Collected data

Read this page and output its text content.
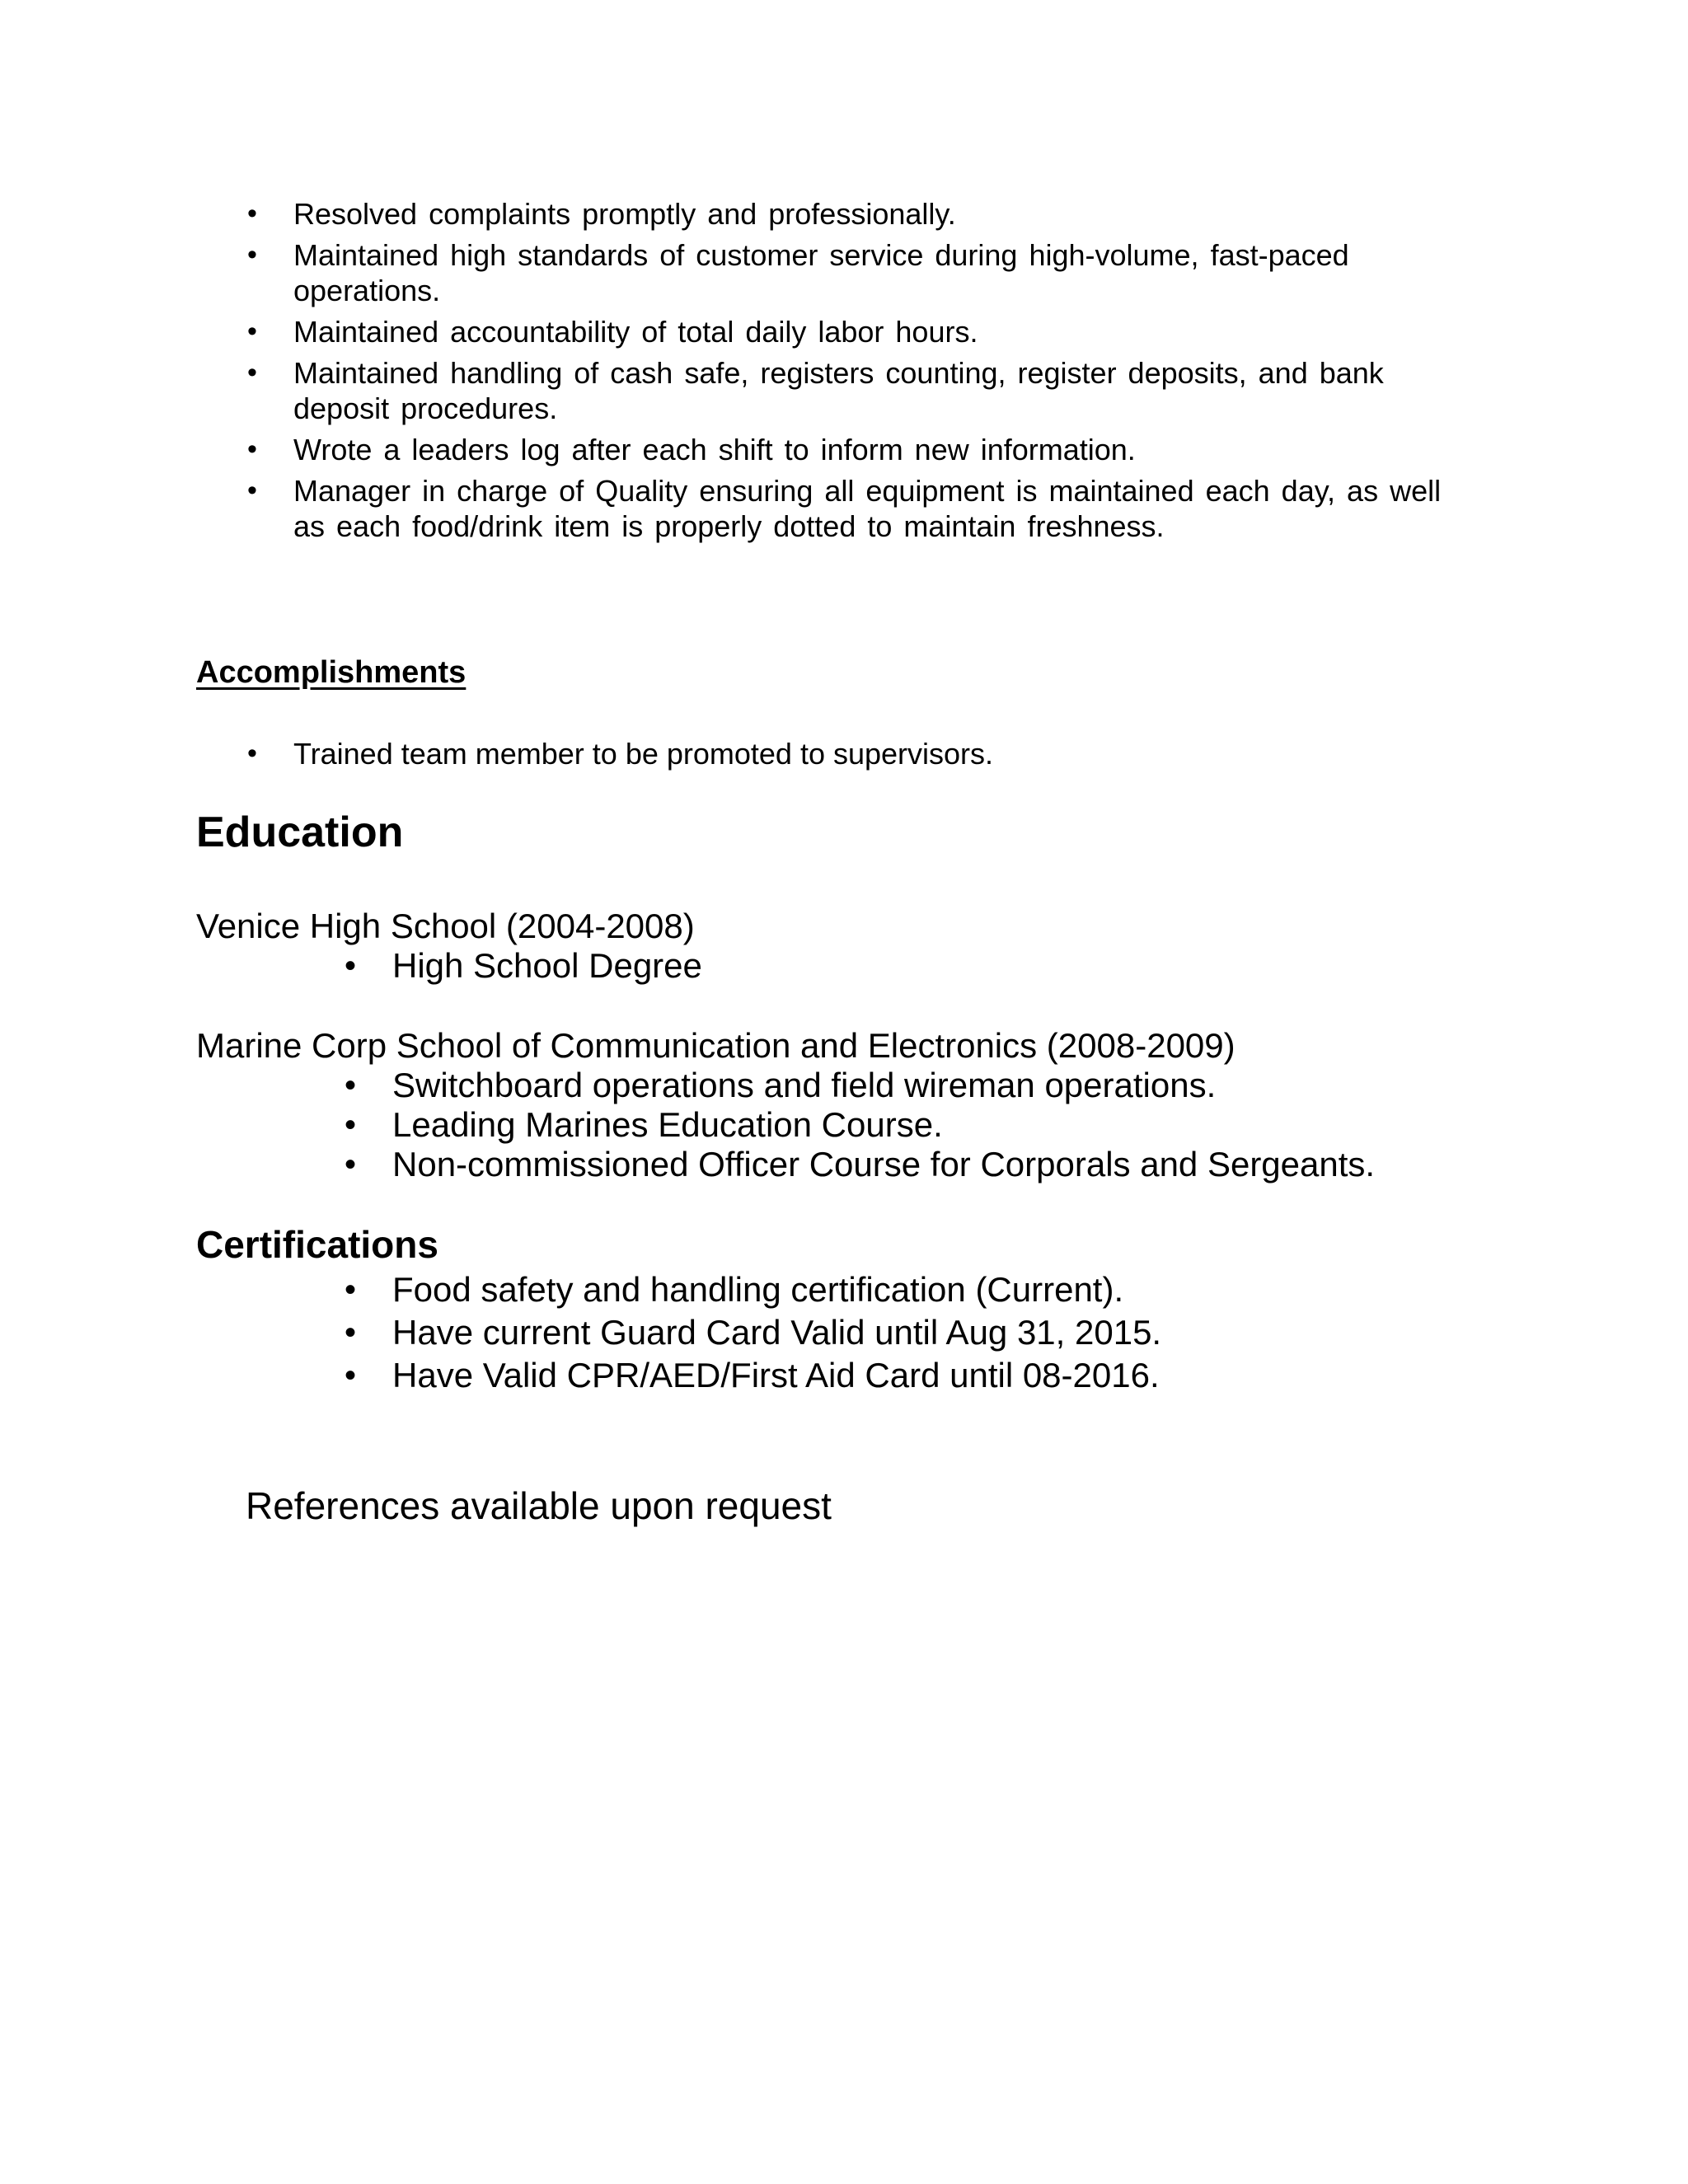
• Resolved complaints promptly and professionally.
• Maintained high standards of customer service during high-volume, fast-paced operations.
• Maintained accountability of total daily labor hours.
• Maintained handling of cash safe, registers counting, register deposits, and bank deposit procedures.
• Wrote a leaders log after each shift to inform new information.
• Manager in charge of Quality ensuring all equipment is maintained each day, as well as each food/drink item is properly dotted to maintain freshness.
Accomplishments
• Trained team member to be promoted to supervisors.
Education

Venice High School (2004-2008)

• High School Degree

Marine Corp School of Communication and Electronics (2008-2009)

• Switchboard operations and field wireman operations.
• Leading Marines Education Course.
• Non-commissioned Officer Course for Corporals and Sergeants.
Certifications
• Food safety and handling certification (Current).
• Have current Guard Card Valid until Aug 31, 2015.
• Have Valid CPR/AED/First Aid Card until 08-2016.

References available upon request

### Direction
Set down every entry word for word, but omit the pictures.

### Final result
Read this page and output its text content.
• Resolved complaints promptly and professionally.
• Maintained high standards of customer service during high-volume, fast-paced operations.
• Maintained accountability of total daily labor hours.
• Maintained handling of cash safe, registers counting, register deposits, and bank deposit procedures.
• Wrote a leaders log after each shift to inform new information.
• Manager in charge of Quality ensuring all equipment is maintained each day, as well as each food/drink item is properly dotted to maintain freshness.
Accomplishments
• Trained team member to be promoted to supervisors.
Education

Venice High School (2004-2008)

• High School Degree

Marine Corp School of Communication and Electronics (2008-2009)

• Switchboard operations and field wireman operations.
• Leading Marines Education Course.
• Non-commissioned Officer Course for Corporals and Sergeants.
Certifications
• Food safety and handling certification (Current).
• Have current Guard Card Valid until Aug 31, 2015.
• Have Valid CPR/AED/First Aid Card until 08-2016.

References available upon request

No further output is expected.